# Listed records start

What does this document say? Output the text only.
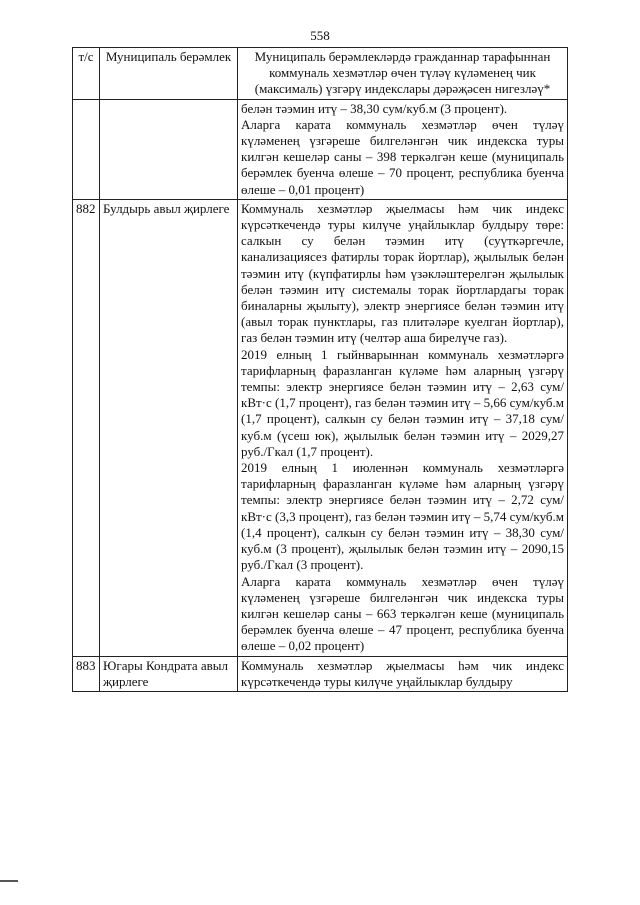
558
т/с	Муниципаль берәмлек	Муниципаль берәмлекләрдә гражданнар тарафыннан коммуналь хезмәтләр өчен түләү күләменең чик (максималь) үзгәрү индекслары дәрәҗәсен нигезләү*

		белән тәэмин итү – 38,30 сум/куб.м (3 процент).

Аларга карата коммуналь хезмәтләр өчен түләү күләменең үзгәреше билгеләнгән чик индекска туры килгән кешеләр саны – 398 теркәлгән кеше (муниципаль берәмлек буенча өлеше – 70 процент, республика буенча өлеше – 0,01 процент)

882	Булдырь авыл җирлеге	Коммуналь хезмәтләр җыелмасы һәм чик индекс күрсәткечендә туры килүче уңайлыклар булдыру төре: салкын су белән тәэмин итү (суүткәргечле, канализациясез фатирлы торак йортлар), җылылык белән тәэмин итү (күпфатирлы һәм үзәкләштерелгән җылылык белән тәэмин итү системалы торак йортлардагы торак биналарны җылыту), электр энергиясе белән тәэмин итү (авыл торак пунктлары, газ плитәләре куелган йортлар), газ белән тәэмин итү (челтәр аша бирелүче газ).

2019 елның 1 гыйнварыннан коммуналь хезмәтләргә тарифларның фаразланган күләме һәм аларның үзгәрү темпы: электр энергиясе белән тәэмин итү – 2,63 сум/кВт·с (1,7 процент), газ белән тәэмин итү – 5,66 сум/куб.м (1,7 процент), салкын су белән тәэмин итү – 37,18 сум/куб.м (үсеш юк), җылылык белән тәэмин итү – 2029,27 руб./Гкал (1,7 процент).

2019 елның 1 июленнән коммуналь хезмәтләргә тарифларның фаразланган күләме һәм аларның үзгәрү темпы: электр энергиясе белән тәэмин итү – 2,72 сум/кВт·с (3,3 процент), газ белән тәэмин итү – 5,74 сум/куб.м (1,4 процент), салкын су белән тәэмин итү – 38,30 сум/куб.м (3 процент), җылылык белән тәэмин итү – 2090,15 руб./Гкал (3 процент).

Аларга карата коммуналь хезмәтләр өчен түләү күләменең үзгәреше билгеләнгән чик индекска туры килгән кешеләр саны – 663 теркәлгән кеше (муниципаль берәмлек буенча өлеше – 47 процент, республика буенча өлеше – 0,02 процент)

883	Югары Кондрата авыл җирлеге	Коммуналь хезмәтләр җыелмасы һәм чик индекс күрсәткечендә туры килүче уңайлыклар булдыру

# Listed records end

**Written instruction:** Output each line exactly; omit every picture.

**Task output:**
What does this document say? Output the text only.
558
т/с	Муниципаль берәмлек	Муниципаль берәмлекләрдә гражданнар тарафыннан коммуналь хезмәтләр өчен түләү күләменең чик (максималь) үзгәрү индекслары дәрәҗәсен нигезләү*

		белән тәэмин итү – 38,30 сум/куб.м (3 процент).

Аларга карата коммуналь хезмәтләр өчен түләү күләменең үзгәреше билгеләнгән чик индекска туры килгән кешеләр саны – 398 теркәлгән кеше (муниципаль берәмлек буенча өлеше – 70 процент, республика буенча өлеше – 0,01 процент)

882	Булдырь авыл җирлеге	Коммуналь хезмәтләр җыелмасы һәм чик индекс күрсәткечендә туры килүче уңайлыклар булдыру төре: салкын су белән тәэмин итү (суүткәргечле, канализациясез фатирлы торак йортлар), җылылык белән тәэмин итү (күпфатирлы һәм үзәкләштерелгән җылылык белән тәэмин итү системалы торак йортлардагы торак биналарны җылыту), электр энергиясе белән тәэмин итү (авыл торак пунктлары, газ плитәләре куелган йортлар), газ белән тәэмин итү (челтәр аша бирелүче газ).

2019 елның 1 гыйнварыннан коммуналь хезмәтләргә тарифларның фаразланган күләме һәм аларның үзгәрү темпы: электр энергиясе белән тәэмин итү – 2,63 сум/кВт·с (1,7 процент), газ белән тәэмин итү – 5,66 сум/куб.м (1,7 процент), салкын су белән тәэмин итү – 37,18 сум/куб.м (үсеш юк), җылылык белән тәэмин итү – 2029,27 руб./Гкал (1,7 процент).

2019 елның 1 июленнән коммуналь хезмәтләргә тарифларның фаразланган күләме һәм аларның үзгәрү темпы: электр энергиясе белән тәэмин итү – 2,72 сум/кВт·с (3,3 процент), газ белән тәэмин итү – 5,74 сум/куб.м (1,4 процент), салкын су белән тәэмин итү – 38,30 сум/куб.м (3 процент), җылылык белән тәэмин итү – 2090,15 руб./Гкал (3 процент).

Аларга карата коммуналь хезмәтләр өчен түләү күләменең үзгәреше билгеләнгән чик индекска туры килгән кешеләр саны – 663 теркәлгән кеше (муниципаль берәмлек буенча өлеше – 47 процент, республика буенча өлеше – 0,02 процент)

883	Югары Кондрата авыл җирлеге	Коммуналь хезмәтләр җыелмасы һәм чик индекс күрсәткечендә туры килүче уңайлыклар булдыру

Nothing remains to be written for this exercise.